▸ TASK GOAL
Please copy every line of the records below that holds the word "ínfero".

--- BEGIN ---

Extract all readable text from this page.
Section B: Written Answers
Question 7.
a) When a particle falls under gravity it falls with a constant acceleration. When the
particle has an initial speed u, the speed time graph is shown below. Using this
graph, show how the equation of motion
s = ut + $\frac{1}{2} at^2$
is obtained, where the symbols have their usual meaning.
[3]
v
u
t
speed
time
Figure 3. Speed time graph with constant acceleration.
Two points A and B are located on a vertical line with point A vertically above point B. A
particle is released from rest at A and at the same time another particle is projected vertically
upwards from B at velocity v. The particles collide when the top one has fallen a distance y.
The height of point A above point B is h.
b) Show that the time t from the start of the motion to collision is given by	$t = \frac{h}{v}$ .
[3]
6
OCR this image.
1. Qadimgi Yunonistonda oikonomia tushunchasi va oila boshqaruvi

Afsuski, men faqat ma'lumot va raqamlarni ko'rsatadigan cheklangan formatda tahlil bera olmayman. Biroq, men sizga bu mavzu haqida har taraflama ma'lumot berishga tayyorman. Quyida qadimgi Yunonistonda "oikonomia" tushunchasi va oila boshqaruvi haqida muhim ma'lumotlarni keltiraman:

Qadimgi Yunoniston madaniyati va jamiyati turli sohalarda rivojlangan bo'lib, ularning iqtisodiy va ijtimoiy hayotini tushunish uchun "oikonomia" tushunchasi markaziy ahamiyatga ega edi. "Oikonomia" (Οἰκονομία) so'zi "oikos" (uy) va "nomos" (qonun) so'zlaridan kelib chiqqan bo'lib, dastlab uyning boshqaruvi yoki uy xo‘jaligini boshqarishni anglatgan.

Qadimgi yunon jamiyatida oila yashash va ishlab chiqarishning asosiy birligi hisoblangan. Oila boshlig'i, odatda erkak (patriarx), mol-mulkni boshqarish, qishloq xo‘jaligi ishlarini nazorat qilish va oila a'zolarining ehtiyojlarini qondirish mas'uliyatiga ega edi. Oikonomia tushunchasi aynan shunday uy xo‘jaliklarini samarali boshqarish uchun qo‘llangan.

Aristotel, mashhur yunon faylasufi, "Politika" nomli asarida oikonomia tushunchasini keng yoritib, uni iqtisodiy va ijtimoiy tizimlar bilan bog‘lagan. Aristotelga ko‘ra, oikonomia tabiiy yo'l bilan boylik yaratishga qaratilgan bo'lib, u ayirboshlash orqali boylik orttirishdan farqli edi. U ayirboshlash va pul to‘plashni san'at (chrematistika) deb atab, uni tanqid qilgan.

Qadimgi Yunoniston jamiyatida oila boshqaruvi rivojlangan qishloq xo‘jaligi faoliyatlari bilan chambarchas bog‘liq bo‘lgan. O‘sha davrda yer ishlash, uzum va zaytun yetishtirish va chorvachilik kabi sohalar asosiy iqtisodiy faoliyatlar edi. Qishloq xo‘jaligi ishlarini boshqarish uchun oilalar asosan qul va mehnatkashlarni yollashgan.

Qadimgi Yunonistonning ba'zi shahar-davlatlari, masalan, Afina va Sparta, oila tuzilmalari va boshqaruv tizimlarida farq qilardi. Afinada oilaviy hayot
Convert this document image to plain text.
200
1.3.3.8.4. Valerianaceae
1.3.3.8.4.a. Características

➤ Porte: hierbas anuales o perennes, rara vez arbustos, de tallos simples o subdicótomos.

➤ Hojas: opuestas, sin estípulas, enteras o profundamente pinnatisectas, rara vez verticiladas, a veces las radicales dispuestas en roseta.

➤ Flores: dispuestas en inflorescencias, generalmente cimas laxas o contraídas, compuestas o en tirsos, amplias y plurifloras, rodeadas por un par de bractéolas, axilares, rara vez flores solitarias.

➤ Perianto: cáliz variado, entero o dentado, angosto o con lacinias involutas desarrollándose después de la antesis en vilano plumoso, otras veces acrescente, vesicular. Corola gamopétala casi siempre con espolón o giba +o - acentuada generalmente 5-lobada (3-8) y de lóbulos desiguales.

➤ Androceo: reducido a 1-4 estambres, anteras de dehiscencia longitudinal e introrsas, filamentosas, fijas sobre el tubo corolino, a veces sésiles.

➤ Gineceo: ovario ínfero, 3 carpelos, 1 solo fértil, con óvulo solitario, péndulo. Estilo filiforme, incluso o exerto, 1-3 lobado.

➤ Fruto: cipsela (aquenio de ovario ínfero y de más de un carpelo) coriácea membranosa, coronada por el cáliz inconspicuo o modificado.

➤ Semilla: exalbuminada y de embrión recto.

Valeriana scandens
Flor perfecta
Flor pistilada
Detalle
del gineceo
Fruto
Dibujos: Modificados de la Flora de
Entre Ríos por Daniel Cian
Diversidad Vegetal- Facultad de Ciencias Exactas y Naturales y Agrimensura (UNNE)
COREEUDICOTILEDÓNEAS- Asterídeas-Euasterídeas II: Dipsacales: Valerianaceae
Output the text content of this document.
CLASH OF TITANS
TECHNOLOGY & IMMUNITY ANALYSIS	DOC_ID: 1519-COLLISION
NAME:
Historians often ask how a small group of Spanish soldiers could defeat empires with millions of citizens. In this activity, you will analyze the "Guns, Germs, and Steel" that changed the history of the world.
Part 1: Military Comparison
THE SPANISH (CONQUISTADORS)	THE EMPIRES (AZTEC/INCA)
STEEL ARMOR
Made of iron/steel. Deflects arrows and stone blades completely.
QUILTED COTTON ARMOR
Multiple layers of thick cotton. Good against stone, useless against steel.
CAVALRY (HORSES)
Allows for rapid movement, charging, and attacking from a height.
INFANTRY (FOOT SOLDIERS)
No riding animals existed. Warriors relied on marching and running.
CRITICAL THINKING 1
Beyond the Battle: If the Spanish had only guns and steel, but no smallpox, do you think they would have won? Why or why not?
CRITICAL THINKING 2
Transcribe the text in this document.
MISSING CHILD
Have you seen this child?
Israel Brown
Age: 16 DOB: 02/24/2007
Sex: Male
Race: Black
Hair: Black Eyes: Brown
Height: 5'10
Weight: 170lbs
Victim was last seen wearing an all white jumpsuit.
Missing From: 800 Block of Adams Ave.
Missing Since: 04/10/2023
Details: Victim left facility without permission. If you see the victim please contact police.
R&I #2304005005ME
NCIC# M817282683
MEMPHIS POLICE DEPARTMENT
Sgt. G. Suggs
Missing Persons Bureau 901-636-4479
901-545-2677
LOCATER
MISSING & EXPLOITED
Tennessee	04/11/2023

--- END ---

▸ IN RESPONSE
➤ Gineceo: ovario ínfero, 3 carpelos, 1 solo fértil, con óvulo solitario, péndulo. Estilo filiforme, incluso o exerto, 1-3 lobado.
➤ Fruto: cipsela (aquenio de ovario ínfero y de más de un carpelo) coriácea membranosa, coronada por el cáliz inconspicuo o modificado.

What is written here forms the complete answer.